> **GOAL**:
Report, as a bare number, how many lines contain the string "變化之方".

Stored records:

---*---

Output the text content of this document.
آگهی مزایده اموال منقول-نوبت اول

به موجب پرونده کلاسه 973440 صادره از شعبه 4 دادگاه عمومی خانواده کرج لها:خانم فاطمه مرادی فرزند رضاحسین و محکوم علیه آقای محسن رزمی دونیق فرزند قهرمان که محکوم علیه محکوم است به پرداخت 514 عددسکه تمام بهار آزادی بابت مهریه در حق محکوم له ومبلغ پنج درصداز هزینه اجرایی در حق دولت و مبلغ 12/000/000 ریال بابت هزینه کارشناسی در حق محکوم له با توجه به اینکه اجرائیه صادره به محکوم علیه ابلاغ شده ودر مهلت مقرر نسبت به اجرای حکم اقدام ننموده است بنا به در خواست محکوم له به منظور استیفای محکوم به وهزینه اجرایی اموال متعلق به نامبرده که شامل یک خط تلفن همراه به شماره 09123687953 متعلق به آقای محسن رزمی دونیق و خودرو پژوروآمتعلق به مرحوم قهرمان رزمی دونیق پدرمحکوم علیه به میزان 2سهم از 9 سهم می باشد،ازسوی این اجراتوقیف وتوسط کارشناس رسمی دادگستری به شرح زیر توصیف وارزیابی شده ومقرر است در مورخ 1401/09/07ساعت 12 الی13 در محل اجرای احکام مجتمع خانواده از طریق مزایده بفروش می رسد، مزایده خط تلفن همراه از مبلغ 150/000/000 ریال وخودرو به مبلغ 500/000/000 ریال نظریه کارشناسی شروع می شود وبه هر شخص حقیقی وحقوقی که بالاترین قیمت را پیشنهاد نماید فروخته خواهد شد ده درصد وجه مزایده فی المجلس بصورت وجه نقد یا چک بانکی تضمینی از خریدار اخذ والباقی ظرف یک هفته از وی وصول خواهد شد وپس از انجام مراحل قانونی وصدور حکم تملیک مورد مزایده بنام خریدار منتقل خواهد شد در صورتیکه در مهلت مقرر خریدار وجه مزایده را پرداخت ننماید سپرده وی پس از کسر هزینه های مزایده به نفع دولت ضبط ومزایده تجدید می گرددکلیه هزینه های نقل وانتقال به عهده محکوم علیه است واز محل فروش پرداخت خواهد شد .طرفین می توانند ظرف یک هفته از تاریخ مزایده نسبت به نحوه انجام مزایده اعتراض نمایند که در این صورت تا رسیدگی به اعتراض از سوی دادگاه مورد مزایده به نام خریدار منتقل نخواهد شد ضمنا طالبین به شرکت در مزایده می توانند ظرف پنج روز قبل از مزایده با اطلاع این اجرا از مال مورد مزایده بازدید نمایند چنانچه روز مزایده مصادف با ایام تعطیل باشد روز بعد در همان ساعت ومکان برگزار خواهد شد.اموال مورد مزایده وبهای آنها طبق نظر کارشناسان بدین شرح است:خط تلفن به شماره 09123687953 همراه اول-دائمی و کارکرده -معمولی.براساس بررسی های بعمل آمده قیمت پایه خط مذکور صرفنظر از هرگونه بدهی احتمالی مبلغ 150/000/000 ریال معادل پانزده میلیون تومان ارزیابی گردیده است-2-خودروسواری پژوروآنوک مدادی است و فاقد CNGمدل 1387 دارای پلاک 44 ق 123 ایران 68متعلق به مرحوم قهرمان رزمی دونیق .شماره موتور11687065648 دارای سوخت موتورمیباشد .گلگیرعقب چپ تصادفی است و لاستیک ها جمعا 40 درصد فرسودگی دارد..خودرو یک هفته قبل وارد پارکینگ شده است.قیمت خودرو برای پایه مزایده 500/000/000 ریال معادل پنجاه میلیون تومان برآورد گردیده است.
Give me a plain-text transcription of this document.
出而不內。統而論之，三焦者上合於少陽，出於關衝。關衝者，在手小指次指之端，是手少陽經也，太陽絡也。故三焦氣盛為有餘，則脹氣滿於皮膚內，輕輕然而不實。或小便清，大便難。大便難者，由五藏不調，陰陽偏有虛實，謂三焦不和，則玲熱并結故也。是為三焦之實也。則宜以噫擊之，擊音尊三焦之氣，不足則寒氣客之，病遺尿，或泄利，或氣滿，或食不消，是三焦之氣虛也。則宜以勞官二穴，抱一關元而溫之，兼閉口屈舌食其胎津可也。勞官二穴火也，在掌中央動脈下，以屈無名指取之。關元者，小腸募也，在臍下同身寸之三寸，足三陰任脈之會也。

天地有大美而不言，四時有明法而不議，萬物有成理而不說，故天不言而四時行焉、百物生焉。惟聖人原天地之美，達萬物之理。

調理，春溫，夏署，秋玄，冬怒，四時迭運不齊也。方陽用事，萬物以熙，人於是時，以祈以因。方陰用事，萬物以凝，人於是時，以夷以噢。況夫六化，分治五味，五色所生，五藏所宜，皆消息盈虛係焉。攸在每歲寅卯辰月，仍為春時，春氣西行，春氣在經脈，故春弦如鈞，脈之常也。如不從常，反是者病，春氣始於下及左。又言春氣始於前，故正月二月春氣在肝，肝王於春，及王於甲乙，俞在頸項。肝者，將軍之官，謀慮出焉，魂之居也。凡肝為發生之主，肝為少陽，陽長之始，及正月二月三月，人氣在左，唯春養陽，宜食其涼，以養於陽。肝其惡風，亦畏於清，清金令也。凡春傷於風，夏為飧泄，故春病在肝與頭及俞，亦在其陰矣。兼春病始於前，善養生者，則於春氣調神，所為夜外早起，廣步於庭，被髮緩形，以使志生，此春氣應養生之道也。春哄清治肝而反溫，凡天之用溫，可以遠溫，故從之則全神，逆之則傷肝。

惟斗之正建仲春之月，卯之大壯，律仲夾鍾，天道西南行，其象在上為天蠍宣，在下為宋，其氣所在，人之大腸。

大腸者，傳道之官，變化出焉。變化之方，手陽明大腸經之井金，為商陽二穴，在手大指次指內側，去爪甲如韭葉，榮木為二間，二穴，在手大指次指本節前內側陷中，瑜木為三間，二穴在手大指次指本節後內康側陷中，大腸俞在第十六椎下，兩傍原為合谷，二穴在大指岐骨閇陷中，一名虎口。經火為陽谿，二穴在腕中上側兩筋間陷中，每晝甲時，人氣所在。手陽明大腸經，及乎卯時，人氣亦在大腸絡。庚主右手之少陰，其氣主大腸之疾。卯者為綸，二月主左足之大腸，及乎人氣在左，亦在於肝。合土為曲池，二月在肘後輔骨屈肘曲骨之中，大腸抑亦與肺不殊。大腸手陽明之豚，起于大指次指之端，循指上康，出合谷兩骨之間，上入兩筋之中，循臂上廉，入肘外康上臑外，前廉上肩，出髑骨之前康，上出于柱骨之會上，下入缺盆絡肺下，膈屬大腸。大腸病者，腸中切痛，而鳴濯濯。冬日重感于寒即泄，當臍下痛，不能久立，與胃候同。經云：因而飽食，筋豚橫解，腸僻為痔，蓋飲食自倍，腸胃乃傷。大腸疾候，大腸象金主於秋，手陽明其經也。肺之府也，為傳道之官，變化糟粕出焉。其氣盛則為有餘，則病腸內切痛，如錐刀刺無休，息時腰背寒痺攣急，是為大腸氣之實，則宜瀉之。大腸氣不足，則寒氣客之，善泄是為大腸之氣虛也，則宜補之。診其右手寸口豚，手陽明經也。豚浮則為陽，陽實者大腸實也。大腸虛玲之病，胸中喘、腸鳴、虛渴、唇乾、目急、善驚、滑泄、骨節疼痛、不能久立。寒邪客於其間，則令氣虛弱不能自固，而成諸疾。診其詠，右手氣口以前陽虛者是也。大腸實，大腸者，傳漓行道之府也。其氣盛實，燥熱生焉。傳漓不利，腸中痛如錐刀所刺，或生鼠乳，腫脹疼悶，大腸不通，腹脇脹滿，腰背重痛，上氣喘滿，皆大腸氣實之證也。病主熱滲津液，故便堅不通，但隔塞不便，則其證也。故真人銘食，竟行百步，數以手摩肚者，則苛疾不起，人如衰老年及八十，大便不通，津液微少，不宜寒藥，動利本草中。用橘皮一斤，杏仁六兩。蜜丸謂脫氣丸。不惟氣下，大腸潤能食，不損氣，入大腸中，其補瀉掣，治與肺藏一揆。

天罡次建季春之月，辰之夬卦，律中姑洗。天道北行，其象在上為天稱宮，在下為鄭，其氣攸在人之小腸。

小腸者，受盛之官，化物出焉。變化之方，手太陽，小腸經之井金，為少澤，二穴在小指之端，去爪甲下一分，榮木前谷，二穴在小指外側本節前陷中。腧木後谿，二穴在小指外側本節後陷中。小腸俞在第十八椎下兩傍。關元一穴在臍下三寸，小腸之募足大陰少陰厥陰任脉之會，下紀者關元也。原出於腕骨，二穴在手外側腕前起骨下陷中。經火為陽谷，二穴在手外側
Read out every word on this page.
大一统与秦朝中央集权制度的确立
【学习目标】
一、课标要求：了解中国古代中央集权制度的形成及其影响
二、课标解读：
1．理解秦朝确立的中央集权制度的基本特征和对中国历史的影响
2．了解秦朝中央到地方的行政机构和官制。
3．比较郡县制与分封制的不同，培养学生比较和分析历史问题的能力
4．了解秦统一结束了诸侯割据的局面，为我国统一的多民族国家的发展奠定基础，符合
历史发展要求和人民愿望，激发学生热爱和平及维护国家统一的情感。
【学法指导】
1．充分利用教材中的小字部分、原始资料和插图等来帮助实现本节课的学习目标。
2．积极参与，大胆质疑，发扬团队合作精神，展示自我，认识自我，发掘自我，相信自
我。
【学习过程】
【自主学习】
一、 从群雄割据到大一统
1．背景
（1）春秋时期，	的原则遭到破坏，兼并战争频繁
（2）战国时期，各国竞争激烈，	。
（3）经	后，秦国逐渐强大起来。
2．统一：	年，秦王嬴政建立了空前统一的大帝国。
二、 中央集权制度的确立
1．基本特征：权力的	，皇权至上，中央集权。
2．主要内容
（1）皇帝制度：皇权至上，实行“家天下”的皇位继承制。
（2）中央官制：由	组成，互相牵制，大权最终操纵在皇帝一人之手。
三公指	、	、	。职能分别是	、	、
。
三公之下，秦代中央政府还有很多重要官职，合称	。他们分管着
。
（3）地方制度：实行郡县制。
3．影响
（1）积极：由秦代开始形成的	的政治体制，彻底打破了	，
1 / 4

---*---

> **OUTPUT FOR THIS EXERCISE**:
2